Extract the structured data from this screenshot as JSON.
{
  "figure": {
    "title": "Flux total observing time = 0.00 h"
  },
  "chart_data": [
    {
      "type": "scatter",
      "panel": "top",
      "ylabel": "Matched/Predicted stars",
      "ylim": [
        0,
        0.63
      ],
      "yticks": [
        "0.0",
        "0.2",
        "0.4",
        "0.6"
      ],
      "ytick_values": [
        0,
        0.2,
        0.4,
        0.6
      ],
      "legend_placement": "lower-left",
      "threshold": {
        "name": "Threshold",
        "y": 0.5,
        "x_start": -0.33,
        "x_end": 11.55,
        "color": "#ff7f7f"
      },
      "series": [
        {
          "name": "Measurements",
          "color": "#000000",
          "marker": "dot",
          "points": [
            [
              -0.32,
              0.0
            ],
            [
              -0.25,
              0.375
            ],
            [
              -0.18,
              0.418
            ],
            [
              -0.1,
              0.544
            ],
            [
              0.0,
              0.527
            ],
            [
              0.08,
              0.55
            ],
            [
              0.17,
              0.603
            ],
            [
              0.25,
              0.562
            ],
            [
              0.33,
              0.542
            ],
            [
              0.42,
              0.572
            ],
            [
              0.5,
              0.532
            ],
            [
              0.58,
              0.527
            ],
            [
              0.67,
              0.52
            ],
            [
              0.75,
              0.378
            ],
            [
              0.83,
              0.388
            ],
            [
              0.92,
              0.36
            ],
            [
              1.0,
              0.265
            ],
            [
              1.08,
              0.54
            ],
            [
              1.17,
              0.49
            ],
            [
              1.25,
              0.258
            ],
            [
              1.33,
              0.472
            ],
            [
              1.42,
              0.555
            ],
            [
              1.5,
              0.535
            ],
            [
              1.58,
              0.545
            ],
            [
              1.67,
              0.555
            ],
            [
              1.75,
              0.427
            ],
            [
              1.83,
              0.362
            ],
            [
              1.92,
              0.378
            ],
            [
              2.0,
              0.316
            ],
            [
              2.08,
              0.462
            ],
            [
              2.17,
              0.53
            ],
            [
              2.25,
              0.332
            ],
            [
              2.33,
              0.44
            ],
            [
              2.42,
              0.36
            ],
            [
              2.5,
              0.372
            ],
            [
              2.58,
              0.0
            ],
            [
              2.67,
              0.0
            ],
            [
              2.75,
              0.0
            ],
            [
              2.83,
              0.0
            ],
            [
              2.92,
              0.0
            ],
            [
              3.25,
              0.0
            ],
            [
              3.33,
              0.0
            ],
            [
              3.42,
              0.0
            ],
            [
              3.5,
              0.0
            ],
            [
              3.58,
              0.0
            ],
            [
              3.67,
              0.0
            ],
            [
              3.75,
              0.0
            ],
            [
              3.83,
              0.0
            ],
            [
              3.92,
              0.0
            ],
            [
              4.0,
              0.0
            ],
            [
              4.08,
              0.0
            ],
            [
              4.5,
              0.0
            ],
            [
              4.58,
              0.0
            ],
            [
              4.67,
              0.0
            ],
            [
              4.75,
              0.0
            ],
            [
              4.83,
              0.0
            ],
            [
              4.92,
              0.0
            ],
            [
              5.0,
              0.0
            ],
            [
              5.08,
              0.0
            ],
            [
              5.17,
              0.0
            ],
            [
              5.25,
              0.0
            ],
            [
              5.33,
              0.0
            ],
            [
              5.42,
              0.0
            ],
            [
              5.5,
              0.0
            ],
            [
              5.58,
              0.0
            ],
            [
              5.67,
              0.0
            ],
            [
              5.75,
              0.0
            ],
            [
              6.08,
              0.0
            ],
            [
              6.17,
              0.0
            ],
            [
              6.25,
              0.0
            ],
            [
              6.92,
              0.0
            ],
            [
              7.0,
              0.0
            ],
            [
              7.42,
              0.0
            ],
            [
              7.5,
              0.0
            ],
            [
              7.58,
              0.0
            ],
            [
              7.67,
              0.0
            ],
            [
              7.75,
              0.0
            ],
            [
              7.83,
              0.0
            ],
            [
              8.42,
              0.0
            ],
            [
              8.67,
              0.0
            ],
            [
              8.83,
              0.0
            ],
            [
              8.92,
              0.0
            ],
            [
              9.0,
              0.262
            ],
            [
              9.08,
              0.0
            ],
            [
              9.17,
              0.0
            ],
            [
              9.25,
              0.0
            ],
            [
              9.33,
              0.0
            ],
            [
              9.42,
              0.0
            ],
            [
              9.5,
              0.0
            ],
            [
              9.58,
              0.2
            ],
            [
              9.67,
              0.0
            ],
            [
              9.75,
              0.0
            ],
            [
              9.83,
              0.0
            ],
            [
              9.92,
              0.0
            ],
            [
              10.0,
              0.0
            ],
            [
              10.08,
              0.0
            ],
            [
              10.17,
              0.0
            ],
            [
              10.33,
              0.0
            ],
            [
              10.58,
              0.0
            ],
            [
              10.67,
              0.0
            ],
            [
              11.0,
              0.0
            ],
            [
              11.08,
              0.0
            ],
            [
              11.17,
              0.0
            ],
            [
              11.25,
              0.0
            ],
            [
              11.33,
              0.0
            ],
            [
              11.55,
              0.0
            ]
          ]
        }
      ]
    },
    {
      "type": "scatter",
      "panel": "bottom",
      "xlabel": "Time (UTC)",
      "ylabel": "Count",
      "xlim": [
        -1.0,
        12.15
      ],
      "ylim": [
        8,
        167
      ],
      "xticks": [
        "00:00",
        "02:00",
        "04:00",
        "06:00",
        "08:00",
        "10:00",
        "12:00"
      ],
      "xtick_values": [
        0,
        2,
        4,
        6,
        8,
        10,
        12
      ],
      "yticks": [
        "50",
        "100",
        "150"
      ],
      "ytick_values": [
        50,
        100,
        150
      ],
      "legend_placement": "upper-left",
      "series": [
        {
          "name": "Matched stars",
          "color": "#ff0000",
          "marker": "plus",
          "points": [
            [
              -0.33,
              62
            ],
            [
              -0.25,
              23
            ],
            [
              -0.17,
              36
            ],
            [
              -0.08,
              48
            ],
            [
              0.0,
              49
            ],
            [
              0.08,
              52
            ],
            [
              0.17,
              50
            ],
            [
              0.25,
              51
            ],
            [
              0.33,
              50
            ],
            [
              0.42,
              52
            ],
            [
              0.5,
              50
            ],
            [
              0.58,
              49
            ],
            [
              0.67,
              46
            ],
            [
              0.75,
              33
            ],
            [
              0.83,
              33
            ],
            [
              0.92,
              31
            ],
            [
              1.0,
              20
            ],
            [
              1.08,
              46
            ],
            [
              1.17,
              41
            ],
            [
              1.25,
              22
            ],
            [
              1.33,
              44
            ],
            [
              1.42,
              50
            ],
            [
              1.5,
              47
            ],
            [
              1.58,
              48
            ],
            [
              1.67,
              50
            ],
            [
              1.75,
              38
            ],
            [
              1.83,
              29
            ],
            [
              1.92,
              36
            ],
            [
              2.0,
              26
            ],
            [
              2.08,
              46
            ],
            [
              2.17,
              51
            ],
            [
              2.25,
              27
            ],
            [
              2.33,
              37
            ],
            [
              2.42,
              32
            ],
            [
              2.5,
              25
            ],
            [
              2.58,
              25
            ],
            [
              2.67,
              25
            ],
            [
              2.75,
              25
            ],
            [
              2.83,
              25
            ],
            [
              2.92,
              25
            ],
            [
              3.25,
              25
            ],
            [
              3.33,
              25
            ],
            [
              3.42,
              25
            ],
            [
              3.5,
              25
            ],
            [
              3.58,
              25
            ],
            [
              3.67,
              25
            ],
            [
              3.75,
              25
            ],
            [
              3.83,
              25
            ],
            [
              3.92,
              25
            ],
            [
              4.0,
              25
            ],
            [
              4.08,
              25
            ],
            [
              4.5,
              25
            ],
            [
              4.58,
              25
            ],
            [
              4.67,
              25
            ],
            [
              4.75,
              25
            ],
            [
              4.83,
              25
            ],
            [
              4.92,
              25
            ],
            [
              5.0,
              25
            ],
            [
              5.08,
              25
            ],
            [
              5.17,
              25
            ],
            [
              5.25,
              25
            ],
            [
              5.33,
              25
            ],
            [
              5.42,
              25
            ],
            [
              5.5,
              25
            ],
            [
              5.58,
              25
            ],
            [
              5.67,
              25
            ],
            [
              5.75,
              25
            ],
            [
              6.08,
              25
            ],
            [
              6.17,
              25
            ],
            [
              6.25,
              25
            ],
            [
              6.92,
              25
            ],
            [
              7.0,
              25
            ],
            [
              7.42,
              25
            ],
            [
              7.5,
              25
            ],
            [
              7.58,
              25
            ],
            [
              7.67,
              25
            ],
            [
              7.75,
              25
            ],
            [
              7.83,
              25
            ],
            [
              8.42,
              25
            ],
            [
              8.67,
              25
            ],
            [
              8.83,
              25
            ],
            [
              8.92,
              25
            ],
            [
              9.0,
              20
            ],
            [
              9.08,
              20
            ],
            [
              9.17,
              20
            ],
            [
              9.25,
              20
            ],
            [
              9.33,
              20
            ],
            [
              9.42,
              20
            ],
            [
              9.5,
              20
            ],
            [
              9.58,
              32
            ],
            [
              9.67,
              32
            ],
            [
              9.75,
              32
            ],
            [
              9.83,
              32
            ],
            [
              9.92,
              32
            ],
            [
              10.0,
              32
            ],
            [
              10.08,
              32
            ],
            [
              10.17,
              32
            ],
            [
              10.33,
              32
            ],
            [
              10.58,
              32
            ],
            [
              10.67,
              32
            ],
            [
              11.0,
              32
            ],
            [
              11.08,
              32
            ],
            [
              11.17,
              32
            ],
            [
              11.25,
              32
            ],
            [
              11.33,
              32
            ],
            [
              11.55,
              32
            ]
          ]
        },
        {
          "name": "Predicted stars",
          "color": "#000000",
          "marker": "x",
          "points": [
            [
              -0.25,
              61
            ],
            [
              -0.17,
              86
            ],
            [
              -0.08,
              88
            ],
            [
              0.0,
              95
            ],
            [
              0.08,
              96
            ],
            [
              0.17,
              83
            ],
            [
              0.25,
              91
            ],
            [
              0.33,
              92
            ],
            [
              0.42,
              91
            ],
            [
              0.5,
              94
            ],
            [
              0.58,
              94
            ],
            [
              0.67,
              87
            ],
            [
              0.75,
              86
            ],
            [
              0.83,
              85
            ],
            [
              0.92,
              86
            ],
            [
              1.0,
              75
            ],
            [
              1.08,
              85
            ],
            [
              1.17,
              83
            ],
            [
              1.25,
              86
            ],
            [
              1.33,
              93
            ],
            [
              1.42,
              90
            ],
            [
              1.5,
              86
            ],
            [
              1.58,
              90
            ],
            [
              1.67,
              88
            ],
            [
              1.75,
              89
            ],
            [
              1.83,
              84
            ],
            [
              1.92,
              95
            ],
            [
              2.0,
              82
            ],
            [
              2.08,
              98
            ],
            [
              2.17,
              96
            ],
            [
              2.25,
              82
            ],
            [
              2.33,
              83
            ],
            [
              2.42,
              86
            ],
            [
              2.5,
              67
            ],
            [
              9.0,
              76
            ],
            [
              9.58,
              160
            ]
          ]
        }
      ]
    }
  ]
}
________
* WRITTEN TASK:
Say how many lines contain "left", and give nothing but that number.

* EXERCISE SOLUTION:
2